#### WORK TO DO:
Pull every line containing the word "clay" from the records.

#### DATA SUPPLIED:

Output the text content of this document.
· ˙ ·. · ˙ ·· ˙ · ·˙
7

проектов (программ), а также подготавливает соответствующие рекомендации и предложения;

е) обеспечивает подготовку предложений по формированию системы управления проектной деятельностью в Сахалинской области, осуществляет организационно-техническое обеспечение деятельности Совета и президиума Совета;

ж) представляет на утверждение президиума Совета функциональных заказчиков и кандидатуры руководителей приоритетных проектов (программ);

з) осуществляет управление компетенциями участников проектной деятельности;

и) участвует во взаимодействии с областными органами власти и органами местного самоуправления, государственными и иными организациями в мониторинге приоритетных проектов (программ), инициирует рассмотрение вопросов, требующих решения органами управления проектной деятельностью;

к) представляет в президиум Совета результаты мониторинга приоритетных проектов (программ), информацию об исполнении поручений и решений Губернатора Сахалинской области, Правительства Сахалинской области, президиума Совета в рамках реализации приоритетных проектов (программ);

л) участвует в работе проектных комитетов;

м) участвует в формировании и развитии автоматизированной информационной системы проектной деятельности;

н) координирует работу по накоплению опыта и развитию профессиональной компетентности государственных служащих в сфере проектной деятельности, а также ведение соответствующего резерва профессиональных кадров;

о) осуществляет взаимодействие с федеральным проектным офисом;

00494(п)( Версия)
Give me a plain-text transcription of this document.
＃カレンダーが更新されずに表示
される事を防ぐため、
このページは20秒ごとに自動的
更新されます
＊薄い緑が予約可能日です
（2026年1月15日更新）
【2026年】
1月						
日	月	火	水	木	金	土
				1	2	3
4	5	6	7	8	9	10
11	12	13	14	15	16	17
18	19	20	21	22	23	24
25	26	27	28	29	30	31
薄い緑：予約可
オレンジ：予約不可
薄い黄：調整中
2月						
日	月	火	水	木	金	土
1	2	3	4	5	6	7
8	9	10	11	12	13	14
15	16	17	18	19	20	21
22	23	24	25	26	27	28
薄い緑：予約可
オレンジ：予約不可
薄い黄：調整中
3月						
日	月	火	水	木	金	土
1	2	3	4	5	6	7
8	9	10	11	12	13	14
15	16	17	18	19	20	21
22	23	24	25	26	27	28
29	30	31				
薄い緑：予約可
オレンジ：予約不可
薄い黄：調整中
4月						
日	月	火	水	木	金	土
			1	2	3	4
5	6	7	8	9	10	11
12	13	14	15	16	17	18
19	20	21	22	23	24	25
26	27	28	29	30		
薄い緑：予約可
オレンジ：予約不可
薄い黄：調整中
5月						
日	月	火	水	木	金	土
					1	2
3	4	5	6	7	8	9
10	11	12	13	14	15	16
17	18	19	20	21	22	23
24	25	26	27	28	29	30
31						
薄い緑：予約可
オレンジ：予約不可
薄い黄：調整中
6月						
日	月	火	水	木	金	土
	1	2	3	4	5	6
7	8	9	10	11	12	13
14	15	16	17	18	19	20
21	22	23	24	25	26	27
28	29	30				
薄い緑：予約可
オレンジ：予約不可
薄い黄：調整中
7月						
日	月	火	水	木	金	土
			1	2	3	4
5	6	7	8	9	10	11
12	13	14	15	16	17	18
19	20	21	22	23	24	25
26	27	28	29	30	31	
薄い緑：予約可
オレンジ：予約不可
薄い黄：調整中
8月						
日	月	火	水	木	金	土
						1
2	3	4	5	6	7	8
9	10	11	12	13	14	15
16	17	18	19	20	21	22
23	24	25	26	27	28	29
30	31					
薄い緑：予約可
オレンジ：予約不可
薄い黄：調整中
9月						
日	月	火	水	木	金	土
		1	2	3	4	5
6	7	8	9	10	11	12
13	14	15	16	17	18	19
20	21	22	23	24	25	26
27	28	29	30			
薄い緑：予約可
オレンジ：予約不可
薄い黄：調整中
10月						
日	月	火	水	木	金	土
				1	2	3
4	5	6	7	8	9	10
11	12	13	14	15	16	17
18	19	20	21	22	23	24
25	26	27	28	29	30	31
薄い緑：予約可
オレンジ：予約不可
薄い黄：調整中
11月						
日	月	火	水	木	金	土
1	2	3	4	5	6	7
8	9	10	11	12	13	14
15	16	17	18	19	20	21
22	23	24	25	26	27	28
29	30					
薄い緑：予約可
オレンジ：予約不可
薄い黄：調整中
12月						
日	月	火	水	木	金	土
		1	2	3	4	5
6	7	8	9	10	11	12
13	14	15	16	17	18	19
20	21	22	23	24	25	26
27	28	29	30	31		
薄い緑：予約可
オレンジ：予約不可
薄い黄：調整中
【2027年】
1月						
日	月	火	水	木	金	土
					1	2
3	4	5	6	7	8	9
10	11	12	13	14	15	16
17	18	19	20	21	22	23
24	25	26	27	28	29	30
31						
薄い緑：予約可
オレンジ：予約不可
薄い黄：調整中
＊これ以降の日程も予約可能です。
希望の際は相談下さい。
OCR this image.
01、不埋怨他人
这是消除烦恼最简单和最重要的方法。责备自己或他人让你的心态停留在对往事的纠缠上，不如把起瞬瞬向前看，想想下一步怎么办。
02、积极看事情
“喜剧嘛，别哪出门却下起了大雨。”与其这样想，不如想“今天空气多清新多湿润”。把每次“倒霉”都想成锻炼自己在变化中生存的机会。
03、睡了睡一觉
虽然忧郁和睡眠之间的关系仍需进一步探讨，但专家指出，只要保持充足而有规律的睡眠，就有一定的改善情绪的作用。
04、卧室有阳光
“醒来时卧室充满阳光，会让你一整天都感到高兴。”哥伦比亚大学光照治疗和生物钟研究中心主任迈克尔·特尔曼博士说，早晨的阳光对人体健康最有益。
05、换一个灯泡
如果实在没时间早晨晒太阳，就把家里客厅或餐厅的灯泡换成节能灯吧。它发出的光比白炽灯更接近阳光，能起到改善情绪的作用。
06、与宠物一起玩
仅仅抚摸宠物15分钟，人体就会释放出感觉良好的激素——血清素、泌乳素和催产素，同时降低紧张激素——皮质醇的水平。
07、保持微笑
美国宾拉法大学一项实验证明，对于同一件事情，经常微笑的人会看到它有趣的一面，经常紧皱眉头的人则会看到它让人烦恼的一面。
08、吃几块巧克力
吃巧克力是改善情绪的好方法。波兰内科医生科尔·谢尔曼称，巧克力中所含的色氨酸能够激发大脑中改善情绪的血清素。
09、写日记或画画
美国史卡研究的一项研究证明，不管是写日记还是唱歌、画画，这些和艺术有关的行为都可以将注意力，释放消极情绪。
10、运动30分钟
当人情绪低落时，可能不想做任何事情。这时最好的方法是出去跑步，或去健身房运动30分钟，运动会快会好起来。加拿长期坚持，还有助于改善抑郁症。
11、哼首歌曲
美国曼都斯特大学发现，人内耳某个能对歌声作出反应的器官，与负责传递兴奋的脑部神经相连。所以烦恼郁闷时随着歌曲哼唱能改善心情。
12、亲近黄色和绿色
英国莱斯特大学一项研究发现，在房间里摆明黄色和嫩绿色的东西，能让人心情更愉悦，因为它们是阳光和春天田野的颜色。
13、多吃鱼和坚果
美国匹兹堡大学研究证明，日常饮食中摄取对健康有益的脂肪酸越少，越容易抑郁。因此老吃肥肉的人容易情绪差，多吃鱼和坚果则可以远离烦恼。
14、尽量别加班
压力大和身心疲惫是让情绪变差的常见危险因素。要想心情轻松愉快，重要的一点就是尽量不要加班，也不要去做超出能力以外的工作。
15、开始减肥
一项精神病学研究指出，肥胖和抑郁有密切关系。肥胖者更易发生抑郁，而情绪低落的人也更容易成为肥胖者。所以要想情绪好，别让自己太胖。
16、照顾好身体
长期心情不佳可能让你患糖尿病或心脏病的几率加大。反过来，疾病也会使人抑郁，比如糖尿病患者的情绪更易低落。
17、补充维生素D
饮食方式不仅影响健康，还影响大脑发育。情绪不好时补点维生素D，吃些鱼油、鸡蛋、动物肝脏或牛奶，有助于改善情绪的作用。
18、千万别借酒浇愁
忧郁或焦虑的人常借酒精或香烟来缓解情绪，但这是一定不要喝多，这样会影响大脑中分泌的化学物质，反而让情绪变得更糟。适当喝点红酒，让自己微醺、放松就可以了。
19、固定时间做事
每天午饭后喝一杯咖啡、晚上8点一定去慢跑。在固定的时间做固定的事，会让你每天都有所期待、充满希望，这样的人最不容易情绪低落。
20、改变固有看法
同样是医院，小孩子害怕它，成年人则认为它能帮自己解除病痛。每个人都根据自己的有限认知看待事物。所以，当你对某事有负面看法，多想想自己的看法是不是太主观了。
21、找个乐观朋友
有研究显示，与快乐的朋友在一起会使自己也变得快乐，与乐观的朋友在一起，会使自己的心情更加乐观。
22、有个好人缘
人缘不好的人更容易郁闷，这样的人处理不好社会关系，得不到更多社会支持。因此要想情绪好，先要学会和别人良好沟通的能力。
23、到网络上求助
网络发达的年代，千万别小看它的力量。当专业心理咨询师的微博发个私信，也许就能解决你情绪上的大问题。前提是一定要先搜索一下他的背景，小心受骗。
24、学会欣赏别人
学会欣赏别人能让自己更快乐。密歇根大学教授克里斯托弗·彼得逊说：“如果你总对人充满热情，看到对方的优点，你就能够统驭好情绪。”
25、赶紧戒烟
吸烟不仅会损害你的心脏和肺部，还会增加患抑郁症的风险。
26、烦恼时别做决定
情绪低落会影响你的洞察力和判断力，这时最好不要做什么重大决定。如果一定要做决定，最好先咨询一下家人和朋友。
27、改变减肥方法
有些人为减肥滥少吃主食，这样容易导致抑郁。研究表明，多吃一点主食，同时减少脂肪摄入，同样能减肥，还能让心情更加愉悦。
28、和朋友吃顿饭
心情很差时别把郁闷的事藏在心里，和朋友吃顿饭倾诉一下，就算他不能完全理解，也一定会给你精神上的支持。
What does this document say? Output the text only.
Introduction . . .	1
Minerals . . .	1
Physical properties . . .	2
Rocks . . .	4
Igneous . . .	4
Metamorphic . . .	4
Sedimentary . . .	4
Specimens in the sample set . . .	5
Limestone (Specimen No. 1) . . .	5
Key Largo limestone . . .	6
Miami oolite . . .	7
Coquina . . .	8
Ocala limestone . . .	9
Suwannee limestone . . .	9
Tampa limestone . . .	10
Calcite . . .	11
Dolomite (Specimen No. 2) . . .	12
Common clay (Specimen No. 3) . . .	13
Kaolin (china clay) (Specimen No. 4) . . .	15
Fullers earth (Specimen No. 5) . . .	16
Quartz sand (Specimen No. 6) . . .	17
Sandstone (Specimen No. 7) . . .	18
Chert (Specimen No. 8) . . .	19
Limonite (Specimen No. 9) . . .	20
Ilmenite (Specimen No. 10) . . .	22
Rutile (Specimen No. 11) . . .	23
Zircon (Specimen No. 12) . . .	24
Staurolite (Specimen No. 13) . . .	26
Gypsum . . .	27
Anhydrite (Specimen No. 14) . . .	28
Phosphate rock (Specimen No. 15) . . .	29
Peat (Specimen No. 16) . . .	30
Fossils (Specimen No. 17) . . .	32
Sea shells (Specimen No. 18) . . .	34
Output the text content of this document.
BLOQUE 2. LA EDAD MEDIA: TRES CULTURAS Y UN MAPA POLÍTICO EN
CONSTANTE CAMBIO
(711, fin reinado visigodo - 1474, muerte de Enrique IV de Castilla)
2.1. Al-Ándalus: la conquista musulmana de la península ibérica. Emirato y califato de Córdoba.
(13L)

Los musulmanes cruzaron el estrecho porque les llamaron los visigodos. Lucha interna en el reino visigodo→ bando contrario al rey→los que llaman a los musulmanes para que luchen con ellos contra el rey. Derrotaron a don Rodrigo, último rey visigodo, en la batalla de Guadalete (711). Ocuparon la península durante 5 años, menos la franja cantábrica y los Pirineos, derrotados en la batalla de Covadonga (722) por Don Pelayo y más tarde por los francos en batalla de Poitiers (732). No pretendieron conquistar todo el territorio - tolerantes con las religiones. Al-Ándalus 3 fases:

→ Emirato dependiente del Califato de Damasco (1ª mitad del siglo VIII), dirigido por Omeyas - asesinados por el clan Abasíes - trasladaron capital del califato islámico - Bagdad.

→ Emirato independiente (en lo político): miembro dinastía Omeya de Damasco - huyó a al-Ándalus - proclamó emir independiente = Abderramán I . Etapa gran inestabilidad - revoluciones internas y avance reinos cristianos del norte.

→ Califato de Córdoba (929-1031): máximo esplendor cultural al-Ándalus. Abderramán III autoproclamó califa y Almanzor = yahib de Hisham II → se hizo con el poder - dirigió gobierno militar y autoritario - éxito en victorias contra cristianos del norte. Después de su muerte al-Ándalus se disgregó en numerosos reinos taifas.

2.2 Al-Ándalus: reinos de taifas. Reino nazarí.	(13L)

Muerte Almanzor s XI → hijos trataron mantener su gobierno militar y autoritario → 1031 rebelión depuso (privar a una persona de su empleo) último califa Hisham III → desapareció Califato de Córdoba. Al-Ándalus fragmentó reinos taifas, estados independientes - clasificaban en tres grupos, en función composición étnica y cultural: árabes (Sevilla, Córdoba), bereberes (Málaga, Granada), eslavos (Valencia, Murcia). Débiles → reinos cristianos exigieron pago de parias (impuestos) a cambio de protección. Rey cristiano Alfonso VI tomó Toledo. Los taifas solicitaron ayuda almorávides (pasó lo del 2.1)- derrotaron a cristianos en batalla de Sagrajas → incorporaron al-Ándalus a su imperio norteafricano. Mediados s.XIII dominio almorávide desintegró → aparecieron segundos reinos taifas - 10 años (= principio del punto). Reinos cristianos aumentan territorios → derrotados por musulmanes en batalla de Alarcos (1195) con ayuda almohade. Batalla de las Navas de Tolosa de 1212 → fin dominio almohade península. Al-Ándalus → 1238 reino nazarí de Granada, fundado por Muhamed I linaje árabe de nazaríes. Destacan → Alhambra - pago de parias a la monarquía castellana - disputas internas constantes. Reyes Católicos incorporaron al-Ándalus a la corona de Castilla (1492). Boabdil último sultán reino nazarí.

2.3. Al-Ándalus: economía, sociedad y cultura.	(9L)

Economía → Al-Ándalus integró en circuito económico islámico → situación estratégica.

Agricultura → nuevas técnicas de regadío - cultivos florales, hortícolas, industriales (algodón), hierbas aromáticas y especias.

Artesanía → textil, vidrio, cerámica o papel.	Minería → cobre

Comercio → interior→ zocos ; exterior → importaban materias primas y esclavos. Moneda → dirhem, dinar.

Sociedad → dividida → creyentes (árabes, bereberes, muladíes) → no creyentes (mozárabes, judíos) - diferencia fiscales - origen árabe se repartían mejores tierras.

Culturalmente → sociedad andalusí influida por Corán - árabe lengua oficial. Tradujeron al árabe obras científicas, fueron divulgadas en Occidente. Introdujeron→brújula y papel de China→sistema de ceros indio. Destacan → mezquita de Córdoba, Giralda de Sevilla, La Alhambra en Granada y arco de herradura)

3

#### CORRECT RESULT:
Common clay (Specimen No. 3) . . .	13
Kaolin (china clay) (Specimen No. 4) . . .	15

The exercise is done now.